**Problem statement**
From the entries below, gather each line containing the word "Soviets".

**Records to process**
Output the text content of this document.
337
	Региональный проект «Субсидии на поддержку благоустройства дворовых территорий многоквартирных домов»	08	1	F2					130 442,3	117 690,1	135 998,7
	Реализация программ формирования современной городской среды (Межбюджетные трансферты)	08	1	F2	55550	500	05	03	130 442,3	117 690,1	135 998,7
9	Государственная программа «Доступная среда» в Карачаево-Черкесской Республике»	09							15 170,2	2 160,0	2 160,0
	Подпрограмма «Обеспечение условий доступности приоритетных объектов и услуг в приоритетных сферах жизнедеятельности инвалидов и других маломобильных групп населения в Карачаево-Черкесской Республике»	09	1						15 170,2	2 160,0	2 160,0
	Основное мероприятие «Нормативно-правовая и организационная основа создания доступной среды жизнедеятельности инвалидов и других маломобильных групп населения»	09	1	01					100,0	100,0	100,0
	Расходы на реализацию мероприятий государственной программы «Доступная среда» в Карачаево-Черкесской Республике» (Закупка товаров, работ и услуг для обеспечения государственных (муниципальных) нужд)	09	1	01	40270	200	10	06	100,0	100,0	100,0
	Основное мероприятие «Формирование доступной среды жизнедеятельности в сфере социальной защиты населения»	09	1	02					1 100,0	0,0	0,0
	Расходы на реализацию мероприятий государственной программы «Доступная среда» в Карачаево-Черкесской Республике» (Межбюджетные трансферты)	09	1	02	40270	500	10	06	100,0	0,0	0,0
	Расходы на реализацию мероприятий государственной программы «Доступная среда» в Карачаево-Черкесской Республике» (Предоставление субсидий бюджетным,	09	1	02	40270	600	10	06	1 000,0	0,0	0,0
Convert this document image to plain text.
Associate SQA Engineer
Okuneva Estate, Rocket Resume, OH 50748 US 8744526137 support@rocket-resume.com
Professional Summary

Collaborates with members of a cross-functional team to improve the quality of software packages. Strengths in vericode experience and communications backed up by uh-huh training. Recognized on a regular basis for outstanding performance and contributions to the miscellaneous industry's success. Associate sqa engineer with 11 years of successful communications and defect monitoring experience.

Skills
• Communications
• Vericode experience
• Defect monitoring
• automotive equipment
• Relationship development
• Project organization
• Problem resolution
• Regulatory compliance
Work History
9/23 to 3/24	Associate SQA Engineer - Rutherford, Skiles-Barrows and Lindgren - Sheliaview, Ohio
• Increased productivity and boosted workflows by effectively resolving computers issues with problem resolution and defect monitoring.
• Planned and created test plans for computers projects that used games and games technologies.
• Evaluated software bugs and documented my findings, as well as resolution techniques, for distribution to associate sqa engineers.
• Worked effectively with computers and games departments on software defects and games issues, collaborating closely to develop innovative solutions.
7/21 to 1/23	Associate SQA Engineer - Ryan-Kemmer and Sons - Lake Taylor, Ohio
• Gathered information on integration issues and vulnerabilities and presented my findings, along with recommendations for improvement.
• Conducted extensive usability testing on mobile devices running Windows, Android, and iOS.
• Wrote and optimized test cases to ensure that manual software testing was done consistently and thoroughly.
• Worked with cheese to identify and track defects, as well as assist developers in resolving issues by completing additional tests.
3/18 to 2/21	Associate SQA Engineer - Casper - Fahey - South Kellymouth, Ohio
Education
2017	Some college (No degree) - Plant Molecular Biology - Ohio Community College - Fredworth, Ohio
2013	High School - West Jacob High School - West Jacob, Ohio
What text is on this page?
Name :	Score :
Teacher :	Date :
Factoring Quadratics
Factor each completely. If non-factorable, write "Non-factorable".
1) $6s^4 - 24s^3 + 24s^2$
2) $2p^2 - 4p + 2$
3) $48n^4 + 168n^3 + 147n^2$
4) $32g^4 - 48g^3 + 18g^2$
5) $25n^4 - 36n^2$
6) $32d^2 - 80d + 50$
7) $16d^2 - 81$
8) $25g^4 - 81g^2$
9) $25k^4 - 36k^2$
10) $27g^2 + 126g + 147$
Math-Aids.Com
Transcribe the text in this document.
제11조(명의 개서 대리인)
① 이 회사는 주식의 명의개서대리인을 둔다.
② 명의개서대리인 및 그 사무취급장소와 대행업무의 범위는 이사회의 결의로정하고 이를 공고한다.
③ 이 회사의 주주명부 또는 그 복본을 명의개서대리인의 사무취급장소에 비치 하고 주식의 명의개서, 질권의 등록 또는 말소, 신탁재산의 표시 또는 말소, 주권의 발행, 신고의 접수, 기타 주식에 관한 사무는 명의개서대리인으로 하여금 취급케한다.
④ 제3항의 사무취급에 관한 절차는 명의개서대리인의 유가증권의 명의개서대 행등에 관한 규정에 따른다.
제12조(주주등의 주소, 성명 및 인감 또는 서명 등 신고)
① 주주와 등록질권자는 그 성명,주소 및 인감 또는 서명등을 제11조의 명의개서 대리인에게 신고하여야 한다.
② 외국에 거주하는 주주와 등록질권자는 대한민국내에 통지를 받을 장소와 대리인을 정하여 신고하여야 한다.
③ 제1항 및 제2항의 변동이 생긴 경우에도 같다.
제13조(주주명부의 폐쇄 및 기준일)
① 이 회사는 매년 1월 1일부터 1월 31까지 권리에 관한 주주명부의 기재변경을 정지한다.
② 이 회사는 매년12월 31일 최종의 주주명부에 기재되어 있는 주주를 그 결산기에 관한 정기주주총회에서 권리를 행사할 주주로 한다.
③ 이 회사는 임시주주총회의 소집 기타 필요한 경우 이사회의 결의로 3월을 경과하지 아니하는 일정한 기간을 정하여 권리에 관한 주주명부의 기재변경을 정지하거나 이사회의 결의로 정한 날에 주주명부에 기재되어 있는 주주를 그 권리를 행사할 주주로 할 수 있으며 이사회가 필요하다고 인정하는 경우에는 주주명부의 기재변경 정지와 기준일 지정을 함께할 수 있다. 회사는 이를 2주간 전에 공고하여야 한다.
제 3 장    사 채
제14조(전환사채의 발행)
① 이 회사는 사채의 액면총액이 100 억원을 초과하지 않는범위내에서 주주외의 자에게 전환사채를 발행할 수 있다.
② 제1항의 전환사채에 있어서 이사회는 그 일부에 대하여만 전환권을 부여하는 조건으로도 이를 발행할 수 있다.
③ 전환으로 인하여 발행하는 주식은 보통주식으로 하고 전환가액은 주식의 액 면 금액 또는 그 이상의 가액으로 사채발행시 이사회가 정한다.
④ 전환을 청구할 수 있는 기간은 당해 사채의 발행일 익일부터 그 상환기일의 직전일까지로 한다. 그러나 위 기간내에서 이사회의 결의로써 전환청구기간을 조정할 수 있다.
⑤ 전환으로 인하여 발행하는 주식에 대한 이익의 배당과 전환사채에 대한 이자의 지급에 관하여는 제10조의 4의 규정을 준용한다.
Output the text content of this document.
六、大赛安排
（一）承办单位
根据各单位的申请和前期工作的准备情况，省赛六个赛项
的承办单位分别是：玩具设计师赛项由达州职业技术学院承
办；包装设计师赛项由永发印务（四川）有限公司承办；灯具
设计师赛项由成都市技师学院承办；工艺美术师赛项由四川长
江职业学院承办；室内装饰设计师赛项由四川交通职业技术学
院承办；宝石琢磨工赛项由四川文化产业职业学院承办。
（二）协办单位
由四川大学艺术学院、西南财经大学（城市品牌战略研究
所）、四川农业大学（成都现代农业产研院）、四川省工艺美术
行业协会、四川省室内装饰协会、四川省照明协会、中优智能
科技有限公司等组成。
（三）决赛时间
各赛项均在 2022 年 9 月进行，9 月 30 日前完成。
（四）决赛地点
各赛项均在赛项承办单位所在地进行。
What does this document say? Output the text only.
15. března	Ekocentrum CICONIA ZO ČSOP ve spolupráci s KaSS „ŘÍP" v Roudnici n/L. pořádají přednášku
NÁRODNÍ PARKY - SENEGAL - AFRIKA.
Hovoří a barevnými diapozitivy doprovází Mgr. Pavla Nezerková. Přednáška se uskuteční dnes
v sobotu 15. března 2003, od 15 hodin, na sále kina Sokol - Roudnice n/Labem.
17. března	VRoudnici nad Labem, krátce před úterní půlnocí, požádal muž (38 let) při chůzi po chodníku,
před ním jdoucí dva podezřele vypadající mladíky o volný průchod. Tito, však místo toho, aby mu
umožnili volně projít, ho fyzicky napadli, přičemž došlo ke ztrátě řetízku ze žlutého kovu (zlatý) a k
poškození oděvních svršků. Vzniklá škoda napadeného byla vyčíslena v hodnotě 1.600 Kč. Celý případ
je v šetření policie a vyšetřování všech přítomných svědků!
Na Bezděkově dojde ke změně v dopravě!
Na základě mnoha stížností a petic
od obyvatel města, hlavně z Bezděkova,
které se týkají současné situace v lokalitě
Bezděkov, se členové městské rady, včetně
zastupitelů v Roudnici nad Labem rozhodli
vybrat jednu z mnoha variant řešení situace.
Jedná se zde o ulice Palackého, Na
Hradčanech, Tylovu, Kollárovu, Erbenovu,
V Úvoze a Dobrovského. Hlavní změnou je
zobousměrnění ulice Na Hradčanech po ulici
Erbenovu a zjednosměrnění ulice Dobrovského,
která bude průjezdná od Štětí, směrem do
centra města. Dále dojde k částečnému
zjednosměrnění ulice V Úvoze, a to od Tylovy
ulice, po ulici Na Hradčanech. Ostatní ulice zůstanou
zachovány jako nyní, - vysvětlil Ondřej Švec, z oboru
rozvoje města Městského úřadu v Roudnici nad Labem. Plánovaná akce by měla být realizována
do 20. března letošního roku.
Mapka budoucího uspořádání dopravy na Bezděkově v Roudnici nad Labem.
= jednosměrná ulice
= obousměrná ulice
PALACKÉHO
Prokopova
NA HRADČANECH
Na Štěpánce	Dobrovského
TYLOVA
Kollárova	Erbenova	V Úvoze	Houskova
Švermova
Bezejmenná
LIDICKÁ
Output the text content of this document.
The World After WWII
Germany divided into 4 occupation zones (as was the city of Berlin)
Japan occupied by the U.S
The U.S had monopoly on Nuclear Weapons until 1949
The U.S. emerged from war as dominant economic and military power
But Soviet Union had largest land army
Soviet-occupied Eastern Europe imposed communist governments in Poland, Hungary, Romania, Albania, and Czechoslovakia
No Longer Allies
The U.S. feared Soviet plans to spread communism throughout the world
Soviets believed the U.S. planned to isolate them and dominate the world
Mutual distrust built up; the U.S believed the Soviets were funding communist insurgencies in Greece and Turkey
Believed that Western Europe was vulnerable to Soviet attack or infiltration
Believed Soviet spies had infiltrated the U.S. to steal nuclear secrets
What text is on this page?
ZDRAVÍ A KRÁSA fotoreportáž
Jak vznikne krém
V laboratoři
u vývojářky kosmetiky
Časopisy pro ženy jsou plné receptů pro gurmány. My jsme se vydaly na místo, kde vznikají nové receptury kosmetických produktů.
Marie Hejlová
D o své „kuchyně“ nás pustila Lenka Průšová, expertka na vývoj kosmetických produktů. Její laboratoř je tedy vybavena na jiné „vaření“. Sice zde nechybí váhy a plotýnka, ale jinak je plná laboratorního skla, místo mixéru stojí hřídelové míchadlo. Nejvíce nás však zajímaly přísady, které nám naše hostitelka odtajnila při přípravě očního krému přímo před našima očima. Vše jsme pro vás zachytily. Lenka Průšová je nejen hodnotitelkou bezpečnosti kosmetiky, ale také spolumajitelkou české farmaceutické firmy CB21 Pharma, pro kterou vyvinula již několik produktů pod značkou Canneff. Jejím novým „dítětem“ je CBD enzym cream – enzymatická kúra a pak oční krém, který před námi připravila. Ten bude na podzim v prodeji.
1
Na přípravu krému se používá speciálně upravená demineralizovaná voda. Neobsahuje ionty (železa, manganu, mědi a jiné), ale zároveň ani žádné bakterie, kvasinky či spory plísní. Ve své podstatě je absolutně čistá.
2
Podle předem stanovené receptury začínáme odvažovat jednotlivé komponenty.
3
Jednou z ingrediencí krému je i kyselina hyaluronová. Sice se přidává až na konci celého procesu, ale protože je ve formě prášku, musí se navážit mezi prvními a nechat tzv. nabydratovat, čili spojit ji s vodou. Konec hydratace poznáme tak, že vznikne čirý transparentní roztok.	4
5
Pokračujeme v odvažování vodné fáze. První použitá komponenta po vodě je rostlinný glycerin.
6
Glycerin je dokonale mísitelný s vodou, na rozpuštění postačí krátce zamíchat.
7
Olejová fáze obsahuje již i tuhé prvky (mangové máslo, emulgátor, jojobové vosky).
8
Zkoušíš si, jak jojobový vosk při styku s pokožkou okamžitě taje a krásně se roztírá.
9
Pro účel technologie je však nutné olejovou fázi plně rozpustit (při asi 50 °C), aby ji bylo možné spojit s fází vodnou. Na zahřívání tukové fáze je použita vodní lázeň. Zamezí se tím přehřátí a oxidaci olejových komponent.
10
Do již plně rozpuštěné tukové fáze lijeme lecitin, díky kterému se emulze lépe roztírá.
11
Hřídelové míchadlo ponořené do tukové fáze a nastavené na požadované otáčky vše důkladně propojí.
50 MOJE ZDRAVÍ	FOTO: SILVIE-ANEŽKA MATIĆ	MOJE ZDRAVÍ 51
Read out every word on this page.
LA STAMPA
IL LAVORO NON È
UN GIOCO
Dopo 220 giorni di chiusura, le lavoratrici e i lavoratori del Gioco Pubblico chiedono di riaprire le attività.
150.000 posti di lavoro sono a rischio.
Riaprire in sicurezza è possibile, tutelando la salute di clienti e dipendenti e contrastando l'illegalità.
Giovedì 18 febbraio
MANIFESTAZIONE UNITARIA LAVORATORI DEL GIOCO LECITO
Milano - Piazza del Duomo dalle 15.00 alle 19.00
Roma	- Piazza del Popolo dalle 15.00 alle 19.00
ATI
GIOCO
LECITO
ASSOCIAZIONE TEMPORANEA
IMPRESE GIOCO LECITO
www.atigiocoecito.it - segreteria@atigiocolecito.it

**The solution**
Soviets believed the U.S. planned to isolate them and dominate the world
Mutual distrust built up; the U.S believed the Soviets were funding communist insurgencies in Greece and Turkey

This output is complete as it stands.